— start RECORDS SUPPLIED —
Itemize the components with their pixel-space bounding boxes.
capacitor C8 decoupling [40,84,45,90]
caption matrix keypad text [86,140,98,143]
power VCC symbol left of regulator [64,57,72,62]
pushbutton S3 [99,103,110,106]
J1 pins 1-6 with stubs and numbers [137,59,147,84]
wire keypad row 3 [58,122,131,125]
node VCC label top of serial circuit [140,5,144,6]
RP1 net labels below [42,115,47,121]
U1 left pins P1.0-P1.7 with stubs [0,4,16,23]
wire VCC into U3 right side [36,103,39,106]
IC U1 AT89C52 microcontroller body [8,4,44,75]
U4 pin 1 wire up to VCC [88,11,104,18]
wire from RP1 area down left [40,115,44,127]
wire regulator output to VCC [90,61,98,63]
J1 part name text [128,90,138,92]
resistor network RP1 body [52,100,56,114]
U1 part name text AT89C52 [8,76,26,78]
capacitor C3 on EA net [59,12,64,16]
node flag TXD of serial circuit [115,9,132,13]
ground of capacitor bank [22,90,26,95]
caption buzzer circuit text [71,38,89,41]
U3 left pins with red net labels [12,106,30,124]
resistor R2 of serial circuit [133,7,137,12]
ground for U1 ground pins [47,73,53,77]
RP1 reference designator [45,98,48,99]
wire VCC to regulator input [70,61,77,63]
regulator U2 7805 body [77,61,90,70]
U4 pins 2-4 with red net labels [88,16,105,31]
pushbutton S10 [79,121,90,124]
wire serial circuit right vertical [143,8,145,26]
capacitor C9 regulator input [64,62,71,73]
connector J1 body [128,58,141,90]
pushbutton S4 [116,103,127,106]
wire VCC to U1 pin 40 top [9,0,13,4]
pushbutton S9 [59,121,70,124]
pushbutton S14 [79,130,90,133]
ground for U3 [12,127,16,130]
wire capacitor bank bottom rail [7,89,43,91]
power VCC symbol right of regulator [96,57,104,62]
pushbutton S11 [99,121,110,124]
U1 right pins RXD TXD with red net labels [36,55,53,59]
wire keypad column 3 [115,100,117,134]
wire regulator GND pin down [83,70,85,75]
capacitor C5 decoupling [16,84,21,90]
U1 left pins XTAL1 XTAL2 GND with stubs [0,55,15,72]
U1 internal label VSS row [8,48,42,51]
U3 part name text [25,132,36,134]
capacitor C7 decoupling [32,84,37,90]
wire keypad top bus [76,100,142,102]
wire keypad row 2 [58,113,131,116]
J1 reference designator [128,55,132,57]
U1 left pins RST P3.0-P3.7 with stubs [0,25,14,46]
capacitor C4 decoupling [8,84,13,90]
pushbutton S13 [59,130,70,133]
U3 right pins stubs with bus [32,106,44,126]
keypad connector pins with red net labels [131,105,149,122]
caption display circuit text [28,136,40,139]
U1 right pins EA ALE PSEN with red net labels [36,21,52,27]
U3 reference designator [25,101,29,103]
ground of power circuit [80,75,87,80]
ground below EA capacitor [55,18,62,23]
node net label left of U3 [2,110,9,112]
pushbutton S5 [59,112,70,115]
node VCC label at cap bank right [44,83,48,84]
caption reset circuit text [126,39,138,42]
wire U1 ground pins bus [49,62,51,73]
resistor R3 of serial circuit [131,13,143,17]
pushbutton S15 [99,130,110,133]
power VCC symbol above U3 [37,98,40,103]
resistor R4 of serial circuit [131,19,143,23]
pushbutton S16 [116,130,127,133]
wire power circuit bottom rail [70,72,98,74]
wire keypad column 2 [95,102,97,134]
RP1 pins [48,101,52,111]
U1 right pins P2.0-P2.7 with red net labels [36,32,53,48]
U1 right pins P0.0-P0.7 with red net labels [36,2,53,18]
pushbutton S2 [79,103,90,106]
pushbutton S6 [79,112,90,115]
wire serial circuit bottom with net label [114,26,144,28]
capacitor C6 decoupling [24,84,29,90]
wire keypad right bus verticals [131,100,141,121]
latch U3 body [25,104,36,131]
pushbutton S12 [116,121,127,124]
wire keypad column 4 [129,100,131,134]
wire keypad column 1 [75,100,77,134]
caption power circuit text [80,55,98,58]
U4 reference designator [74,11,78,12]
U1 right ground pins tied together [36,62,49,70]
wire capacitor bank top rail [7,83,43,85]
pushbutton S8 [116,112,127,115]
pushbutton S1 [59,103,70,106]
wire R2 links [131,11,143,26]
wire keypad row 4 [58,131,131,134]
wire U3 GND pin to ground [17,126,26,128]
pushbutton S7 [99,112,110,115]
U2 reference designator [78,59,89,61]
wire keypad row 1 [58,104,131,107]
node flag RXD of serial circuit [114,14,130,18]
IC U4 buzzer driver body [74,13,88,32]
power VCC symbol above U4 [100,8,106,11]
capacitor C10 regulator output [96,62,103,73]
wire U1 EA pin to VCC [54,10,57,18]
— end RECORDS SUPPLIED —
→ WHAT THE TASK ASKS: Copy the lines of the records above word for word, covering all of the records.

→ ANSWER TO THIS EXERCISE:
Itemize the components with their pixel-space bounding boxes.
capacitor C8 decoupling [40,84,45,90]
caption matrix keypad text [86,140,98,143]
power VCC symbol left of regulator [64,57,72,62]
pushbutton S3 [99,103,110,106]
J1 pins 1-6 with stubs and numbers [137,59,147,84]
wire keypad row 3 [58,122,131,125]
node VCC label top of serial circuit [140,5,144,6]
RP1 net labels below [42,115,47,121]
U1 left pins P1.0-P1.7 with stubs [0,4,16,23]
wire VCC into U3 right side [36,103,39,106]
IC U1 AT89C52 microcontroller body [8,4,44,75]
U4 pin 1 wire up to VCC [88,11,104,18]
wire from RP1 area down left [40,115,44,127]
wire regulator output to VCC [90,61,98,63]
J1 part name text [128,90,138,92]
resistor network RP1 body [52,100,56,114]
U1 part name text AT89C52 [8,76,26,78]
capacitor C3 on EA net [59,12,64,16]
node flag TXD of serial circuit [115,9,132,13]
ground of capacitor bank [22,90,26,95]
caption buzzer circuit text [71,38,89,41]
U3 left pins with red net labels [12,106,30,124]
resistor R2 of serial circuit [133,7,137,12]
ground for U1 ground pins [47,73,53,77]
RP1 reference designator [45,98,48,99]
wire VCC to regulator input [70,61,77,63]
regulator U2 7805 body [77,61,90,70]
U4 pins 2-4 with red net labels [88,16,105,31]
pushbutton S10 [79,121,90,124]
wire serial circuit right vertical [143,8,145,26]
capacitor C9 regulator input [64,62,71,73]
connector J1 body [128,58,141,90]
pushbutton S4 [116,103,127,106]
wire VCC to U1 pin 40 top [9,0,13,4]
pushbutton S9 [59,121,70,124]
pushbutton S14 [79,130,90,133]
ground for U3 [12,127,16,130]
wire capacitor bank bottom rail [7,89,43,91]
power VCC symbol right of regulator [96,57,104,62]
pushbutton S11 [99,121,110,124]
U1 right pins RXD TXD with red net labels [36,55,53,59]
wire keypad column 3 [115,100,117,134]
wire regulator GND pin down [83,70,85,75]
capacitor C5 decoupling [16,84,21,90]
U1 left pins XTAL1 XTAL2 GND with stubs [0,55,15,72]
U1 internal label VSS row [8,48,42,51]
U3 part name text [25,132,36,134]
capacitor C7 decoupling [32,84,37,90]
wire keypad top bus [76,100,142,102]
wire keypad row 2 [58,113,131,116]
J1 reference designator [128,55,132,57]
U1 left pins RST P3.0-P3.7 with stubs [0,25,14,46]
capacitor C4 decoupling [8,84,13,90]
pushbutton S13 [59,130,70,133]
U3 right pins stubs with bus [32,106,44,126]
keypad connector pins with red net labels [131,105,149,122]
caption display circuit text [28,136,40,139]
U1 right pins EA ALE PSEN with red net labels [36,21,52,27]
U3 reference designator [25,101,29,103]
ground of power circuit [80,75,87,80]
ground below EA capacitor [55,18,62,23]
node net label left of U3 [2,110,9,112]
pushbutton S5 [59,112,70,115]
node VCC label at cap bank right [44,83,48,84]
caption reset circuit text [126,39,138,42]
wire U1 ground pins bus [49,62,51,73]
resistor R3 of serial circuit [131,13,143,17]
pushbutton S15 [99,130,110,133]
power VCC symbol above U3 [37,98,40,103]
resistor R4 of serial circuit [131,19,143,23]
pushbutton S16 [116,130,127,133]
wire power circuit bottom rail [70,72,98,74]
wire keypad column 2 [95,102,97,134]
RP1 pins [48,101,52,111]
U1 right pins P2.0-P2.7 with red net labels [36,32,53,48]
U1 right pins P0.0-P0.7 with red net labels [36,2,53,18]
pushbutton S2 [79,103,90,106]
pushbutton S6 [79,112,90,115]
wire serial circuit bottom with net label [114,26,144,28]
capacitor C6 decoupling [24,84,29,90]
wire keypad right bus verticals [131,100,141,121]
latch U3 body [25,104,36,131]
pushbutton S12 [116,121,127,124]
wire keypad column 4 [129,100,131,134]
wire keypad column 1 [75,100,77,134]
caption power circuit text [80,55,98,58]
U4 reference designator [74,11,78,12]
U1 right ground pins tied together [36,62,49,70]
wire capacitor bank top rail [7,83,43,85]
pushbutton S8 [116,112,127,115]
pushbutton S1 [59,103,70,106]
wire R2 links [131,11,143,26]
wire keypad row 4 [58,131,131,134]
wire U3 GND pin to ground [17,126,26,128]
pushbutton S7 [99,112,110,115]
U2 reference designator [78,59,89,61]
wire keypad row 1 [58,104,131,107]
node flag RXD of serial circuit [114,14,130,18]
IC U4 buzzer driver body [74,13,88,32]
power VCC symbol above U4 [100,8,106,11]
capacitor C10 regulator output [96,62,103,73]
wire U1 EA pin to VCC [54,10,57,18]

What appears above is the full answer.